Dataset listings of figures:
▼

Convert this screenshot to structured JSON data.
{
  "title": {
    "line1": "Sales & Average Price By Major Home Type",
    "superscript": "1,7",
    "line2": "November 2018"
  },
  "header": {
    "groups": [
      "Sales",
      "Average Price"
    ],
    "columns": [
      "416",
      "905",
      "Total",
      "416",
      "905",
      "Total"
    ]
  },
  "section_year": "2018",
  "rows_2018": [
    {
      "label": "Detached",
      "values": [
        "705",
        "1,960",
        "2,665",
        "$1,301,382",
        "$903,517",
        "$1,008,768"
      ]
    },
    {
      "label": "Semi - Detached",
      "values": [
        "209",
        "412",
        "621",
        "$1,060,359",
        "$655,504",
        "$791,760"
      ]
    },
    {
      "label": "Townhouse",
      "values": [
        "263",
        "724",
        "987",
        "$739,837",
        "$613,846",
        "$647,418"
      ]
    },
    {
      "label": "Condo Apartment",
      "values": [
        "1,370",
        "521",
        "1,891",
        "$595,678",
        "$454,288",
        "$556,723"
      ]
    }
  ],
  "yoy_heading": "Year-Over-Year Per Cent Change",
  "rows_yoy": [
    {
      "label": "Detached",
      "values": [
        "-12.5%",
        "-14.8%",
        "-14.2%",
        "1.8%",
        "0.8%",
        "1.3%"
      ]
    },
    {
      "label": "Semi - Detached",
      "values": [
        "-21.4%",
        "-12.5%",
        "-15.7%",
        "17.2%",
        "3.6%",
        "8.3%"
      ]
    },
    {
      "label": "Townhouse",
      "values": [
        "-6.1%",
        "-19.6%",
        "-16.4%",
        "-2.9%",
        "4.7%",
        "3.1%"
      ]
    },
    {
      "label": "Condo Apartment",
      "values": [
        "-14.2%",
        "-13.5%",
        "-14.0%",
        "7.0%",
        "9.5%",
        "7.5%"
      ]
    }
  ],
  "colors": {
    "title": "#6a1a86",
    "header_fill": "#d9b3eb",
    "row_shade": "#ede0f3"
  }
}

▲
▼

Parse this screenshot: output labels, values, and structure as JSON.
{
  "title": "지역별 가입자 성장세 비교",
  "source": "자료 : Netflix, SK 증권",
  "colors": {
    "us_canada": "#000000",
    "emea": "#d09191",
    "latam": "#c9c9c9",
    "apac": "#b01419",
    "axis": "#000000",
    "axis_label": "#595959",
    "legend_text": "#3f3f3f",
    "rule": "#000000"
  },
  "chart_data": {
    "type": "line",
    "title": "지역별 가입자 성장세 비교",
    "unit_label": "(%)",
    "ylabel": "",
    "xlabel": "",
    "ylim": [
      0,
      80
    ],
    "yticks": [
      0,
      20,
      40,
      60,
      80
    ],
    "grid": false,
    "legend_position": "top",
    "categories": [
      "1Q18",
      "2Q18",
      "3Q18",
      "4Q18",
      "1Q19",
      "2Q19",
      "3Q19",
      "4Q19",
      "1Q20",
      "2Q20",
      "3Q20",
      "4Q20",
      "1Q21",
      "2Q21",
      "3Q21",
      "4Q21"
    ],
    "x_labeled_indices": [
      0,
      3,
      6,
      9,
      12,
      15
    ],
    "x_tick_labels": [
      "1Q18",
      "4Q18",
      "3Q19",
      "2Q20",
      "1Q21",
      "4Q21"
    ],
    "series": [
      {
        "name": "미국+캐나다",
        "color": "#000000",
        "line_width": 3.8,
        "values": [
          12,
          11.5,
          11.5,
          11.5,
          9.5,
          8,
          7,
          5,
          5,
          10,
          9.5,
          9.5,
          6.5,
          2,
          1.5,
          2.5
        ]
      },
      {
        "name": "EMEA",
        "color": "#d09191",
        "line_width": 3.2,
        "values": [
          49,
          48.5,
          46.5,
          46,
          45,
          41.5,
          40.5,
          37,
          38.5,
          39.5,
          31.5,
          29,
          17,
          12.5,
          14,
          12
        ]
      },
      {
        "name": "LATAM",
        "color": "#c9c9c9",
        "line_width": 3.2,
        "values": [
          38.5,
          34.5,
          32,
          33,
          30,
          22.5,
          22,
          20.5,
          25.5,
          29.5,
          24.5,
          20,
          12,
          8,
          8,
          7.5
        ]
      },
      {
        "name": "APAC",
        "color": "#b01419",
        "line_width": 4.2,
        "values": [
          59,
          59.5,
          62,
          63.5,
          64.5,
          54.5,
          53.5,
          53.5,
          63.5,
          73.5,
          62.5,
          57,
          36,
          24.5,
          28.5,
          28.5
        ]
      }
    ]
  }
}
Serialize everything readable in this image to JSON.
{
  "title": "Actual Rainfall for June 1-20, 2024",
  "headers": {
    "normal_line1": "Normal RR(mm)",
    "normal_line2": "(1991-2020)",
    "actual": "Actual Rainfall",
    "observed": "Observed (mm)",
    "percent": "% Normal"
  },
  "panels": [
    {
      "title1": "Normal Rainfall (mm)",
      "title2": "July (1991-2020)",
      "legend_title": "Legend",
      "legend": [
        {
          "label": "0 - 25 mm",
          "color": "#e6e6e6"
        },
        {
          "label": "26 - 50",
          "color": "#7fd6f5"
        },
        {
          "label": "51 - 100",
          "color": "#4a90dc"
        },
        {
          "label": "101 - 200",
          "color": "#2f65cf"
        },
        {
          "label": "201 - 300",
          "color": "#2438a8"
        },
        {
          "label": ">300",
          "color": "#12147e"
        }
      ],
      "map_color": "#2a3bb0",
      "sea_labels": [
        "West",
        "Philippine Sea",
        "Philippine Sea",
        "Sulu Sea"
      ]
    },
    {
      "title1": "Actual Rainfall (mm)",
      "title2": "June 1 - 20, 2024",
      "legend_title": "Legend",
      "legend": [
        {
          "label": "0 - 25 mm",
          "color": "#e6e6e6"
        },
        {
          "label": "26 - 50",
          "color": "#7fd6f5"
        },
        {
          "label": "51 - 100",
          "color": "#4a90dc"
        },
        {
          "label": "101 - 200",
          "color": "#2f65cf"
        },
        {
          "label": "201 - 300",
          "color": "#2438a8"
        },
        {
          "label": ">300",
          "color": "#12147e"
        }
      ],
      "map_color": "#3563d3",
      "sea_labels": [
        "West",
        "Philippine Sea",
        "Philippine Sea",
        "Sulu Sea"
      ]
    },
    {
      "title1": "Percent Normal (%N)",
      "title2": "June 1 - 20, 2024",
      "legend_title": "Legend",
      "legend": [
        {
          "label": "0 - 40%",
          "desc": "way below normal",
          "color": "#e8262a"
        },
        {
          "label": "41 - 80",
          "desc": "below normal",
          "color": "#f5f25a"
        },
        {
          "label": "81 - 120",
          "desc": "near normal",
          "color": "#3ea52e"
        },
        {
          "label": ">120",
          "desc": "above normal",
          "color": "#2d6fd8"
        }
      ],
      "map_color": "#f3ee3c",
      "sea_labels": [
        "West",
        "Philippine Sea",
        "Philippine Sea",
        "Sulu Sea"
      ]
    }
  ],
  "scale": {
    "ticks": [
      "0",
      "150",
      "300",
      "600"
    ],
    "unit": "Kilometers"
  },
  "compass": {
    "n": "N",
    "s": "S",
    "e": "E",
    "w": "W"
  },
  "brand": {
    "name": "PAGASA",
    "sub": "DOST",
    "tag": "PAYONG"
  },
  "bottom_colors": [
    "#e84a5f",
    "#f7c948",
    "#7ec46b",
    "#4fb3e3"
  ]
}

▲

◆ YOUR GOAL: What is the number of lines that hold the string "desc"? Give it alone.

◆ RESPONSE FOR THIS EXERCISE: 4